- PASSAGE GIVEN -
= = =
Tuesday, October 24, 2017

Midi To Trig with selectable MIDI channel.

I combined the work of two great minds and made this midi to trigger interface with changeable midi channel.

http://www.notesandvolts.com and http://youthvulture.blogspot.com/2014/03/rhythm-ace-fr-2l-midi-retrofit-with.html




// ************************************************************************
// AUDUINO - MIDI Upgrade v1.1
// For Arduino NANO
//
// MIDI programming by Notes and Volts http://www.notesandvolts.com
//
// Tutorial - http://www.notesandvolts.com/2015/05/auduino-synth-midi.html
//
// ** Requires Arduino MIDI Library v4.2 or later **
//
// Based on the Auduino Synthesizer v5 by Peter Knight http://tinker.it
// ************************************************************************
// Version 1.0 - Initial release
// Version 1.1 - Fixed bug that caused note to hang with some DAWs
// ************************************************************************

#include <avr/io.h>
#include <avr/interrupt.h>
#include <MIDI.h> // Requires Arduino MIDI Library v4.2 or later

// *******************************************************************************
// If the DIP Switch option is installed - set dipSwitchInstalled to "true"
const bool dipSwitchInstalled = true;
// DIP Switch Setting = Channel (1=ON, 0=OFF)
// 0000 = 1   0001 = 2   0010 = 3   0011 = 4
// 0100 = 5   0101 = 6   0110 = 7   0111 = 8
// 1000 = 9   1001 = 10  1010 = 11  1011 = 12
// 1100 = 13  1101 = 14  1110 = 15  1111 = 16
//
// If DIP Switch is NOT installed - change dipSwitchInstalled to "false"
= = =
Layout dataset entries:
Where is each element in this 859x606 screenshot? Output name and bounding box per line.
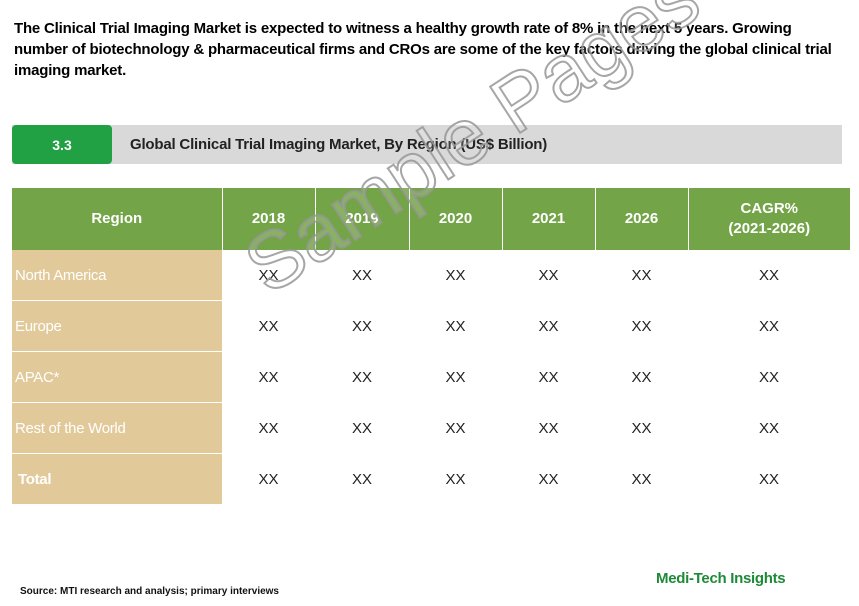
- value-cell: XX: [502, 250, 595, 301]
- section-number-badge: 3.3: [12, 125, 112, 164]
- company-logo: Medi-Tech Insights: [656, 570, 786, 587]
- value-cell: XX: [409, 453, 502, 505]
- value-cell: XX: [595, 402, 688, 454]
- column-header-region: Region: [12, 188, 223, 250]
- market-by-region-table: Region 2018 2019 2020 2021 2026 CAGR% (2…: [12, 188, 850, 505]
- value-cell: XX: [315, 453, 409, 505]
- value-cell: XX: [502, 402, 595, 454]
- region-cell: North America: [12, 250, 222, 301]
- column-header-2026: 2026: [595, 188, 689, 250]
- value-cell: XX: [502, 300, 595, 352]
- value-cell: XX: [222, 351, 315, 403]
- column-header-cagr: CAGR% (2021-2026): [688, 188, 850, 250]
- value-cell: XX: [688, 351, 850, 403]
- region-cell: Rest of the World: [12, 402, 222, 454]
- value-cell: XX: [222, 453, 315, 505]
- column-header-2020: 2020: [409, 188, 503, 250]
- value-cell: XX: [222, 300, 315, 352]
- value-cell: XX: [315, 300, 409, 352]
- value-cell: XX: [222, 402, 315, 454]
- value-cell: XX: [409, 250, 502, 301]
- value-cell: XX: [688, 453, 850, 505]
- table-row-total: Total XX XX XX XX XX XX: [12, 453, 850, 505]
- value-cell: XX: [595, 250, 688, 301]
- value-cell: XX: [409, 351, 502, 403]
- column-header-2021: 2021: [502, 188, 596, 250]
- table-row: Rest of the World XX XX XX XX XX XX: [12, 402, 850, 454]
- value-cell: XX: [315, 351, 409, 403]
- value-cell: XX: [502, 351, 595, 403]
- table-header-row: Region 2018 2019 2020 2021 2026 CAGR% (2…: [12, 188, 850, 250]
- value-cell: XX: [688, 402, 850, 454]
- value-cell: XX: [315, 402, 409, 454]
- section-header-bar: 3.3 Global Clinical Trial Imaging Market…: [12, 125, 842, 164]
- cagr-label: CAGR%: [740, 200, 798, 217]
- value-cell: XX: [595, 351, 688, 403]
- cagr-period: (2021-2026): [728, 220, 811, 237]
- value-cell: XX: [222, 250, 315, 301]
- value-cell: XX: [688, 300, 850, 352]
- region-cell-total: Total: [12, 453, 222, 505]
- value-cell: XX: [315, 250, 409, 301]
- value-cell: XX: [409, 300, 502, 352]
- table-row: Europe XX XX XX XX XX XX: [12, 300, 850, 352]
- value-cell: XX: [502, 453, 595, 505]
- table-row: North America XX XX XX XX XX XX: [12, 250, 850, 301]
- region-cell: APAC*: [12, 351, 222, 403]
- table-row: APAC* XX XX XX XX XX XX: [12, 351, 850, 403]
- value-cell: XX: [409, 402, 502, 454]
- column-header-2019: 2019: [315, 188, 410, 250]
- value-cell: XX: [595, 300, 688, 352]
- value-cell: XX: [595, 453, 688, 505]
- column-header-2018: 2018: [222, 188, 316, 250]
- region-cell: Europe: [12, 300, 222, 352]
- source-note: Source: MTI research and analysis; prima…: [20, 586, 279, 597]
- intro-text: The Clinical Trial Imaging Market is exp…: [14, 20, 832, 79]
- section-title: Global Clinical Trial Imaging Market, By…: [130, 136, 548, 153]
- value-cell: XX: [688, 250, 850, 301]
= = =
- THE TASKS -
a) Answer these questions about the MIDI-to-trigger post:
(i) Which Arduino board is the code written for?
(ii) Which version of the Arduino MIDI Library does the code require?
(iii) Which DIP switch setting selects MIDI channel 11?
b) How would you render this sentence from the MIDI-to-trigger post in Spanish: "I combined the work of two great minds and made this midi to trigger interface with changeable midi channel."
c) Can you pick up the MIDI-to-trigger post right after its final line and carry it on?

- IN RESPONSE -
a)
(i) The Arduino NANO.
(ii) Version 4.2 or later.
(iii) 1010.

b) Combiné el trabajo de dos grandes mentes e hice esta interfaz de MIDI a disparador con canal MIDI cambiable.

c)
// If dipSwitchInstalled is set to false, the MIDI channel will be set
// to the value of MIDICHANNEL
#define MIDICHANNEL 1 // Can be a value from 1 to 16
// *******************************************************************************

MIDI_CREATE_DEFAULT_INSTANCE();

// DIP Switch Pins
#define DIP_SW1 9
#define DIP_SW2 10
#define DIP_SW3 11
#define DIP_SW4 12

#if defined(__AVR_ATmega8__)
//
// On old ATmega8 boards.
//    Output is on pin 11
//
#define LED_PIN       13
#define LED_PORT      PORTB
#define LED_BIT       5
#elif defined(__AVR_ATmega1280__)
//
// On the Arduino Mega
//    Output is on pin 3
//
#define LED_PIN       13
#define LED_PORT      PORTB
#define LED_BIT       7
#else
//
// For modern ATmega168 and ATmega328 boards
//    Output is on pin 3
//
#define LED_PIN       13
#define LED_PORT      PORTB
#define LED_BIT       5
#endif

#define TRIG1 2     // Trig1 set to Arduino Pin 2
#define TRIG2 3     // Trig2 set to Arduino Pin 3
#define TRIG3 4     // Trig3 set to Arduino Pin 4
#define TRIG4 5     // Trig4 set to Arduino Pin 5
#define TRIG5 6     // Trig5 set to Arduino Pin 6
#define TRIG6 7     // Trig6 set to Arduino Pin 7
#define TRIG7 8     // Trig7 set to Arduino Pin 8

int TIME = 5;        // Very short delay time to keep the loop snappy

void NoteOnMidi(byte channel, byte pitch, byte velocity){
  digitalWrite(TRIG1, LOW);    // All pins set to LOW, since
  digitalWrite(TRIG2, LOW);  // rising edge (HIGH to LOW).
  digitalWrite(TRIG3, LOW);
  digitalWrite(TRIG4, LOW);
  digitalWrite(TRIG5, LOW);
  digitalWrite(TRIG6, LOW);
  digitalWrite(TRIG7, LOW);


  if (velocity > 0){             // So midi devices that send note-on at zero
                                 // velocity for note-off don't double trigger.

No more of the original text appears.